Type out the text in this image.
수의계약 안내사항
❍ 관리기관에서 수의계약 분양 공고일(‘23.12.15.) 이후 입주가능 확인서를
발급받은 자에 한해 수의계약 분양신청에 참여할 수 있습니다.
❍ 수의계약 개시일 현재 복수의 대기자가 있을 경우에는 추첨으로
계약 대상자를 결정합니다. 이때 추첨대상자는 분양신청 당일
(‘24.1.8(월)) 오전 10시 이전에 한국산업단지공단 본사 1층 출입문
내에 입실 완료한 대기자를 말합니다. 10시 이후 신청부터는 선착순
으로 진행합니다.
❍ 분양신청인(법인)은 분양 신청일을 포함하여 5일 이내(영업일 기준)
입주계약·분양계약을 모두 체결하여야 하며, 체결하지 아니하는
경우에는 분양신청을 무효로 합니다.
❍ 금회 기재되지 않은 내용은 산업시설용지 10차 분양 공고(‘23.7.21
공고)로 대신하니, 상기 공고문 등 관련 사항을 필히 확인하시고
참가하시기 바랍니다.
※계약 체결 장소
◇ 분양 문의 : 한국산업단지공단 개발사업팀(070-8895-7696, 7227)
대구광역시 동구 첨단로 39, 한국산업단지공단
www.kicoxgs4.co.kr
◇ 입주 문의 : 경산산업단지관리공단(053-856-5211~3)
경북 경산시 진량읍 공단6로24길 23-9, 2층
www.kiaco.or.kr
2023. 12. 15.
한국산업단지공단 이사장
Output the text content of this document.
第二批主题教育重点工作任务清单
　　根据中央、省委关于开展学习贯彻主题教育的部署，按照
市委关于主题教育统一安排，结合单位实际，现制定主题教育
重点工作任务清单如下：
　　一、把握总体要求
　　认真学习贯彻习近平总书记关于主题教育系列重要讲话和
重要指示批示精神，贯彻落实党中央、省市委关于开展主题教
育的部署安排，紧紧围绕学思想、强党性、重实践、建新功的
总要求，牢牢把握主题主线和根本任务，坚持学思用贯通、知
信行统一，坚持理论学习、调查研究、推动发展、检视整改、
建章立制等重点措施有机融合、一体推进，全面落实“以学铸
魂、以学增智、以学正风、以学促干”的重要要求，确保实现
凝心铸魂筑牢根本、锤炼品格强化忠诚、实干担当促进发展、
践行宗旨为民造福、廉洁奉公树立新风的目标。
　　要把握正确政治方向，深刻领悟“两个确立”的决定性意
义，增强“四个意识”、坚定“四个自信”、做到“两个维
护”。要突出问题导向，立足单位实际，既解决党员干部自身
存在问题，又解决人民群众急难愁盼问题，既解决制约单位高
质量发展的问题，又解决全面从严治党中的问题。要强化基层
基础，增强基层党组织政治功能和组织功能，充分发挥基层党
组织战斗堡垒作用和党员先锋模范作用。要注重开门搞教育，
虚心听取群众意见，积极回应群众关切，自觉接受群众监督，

--- Exercise description ---
Each line containing "this" counts once; state the total number of such lines and nothing else.

--- Task result ---
2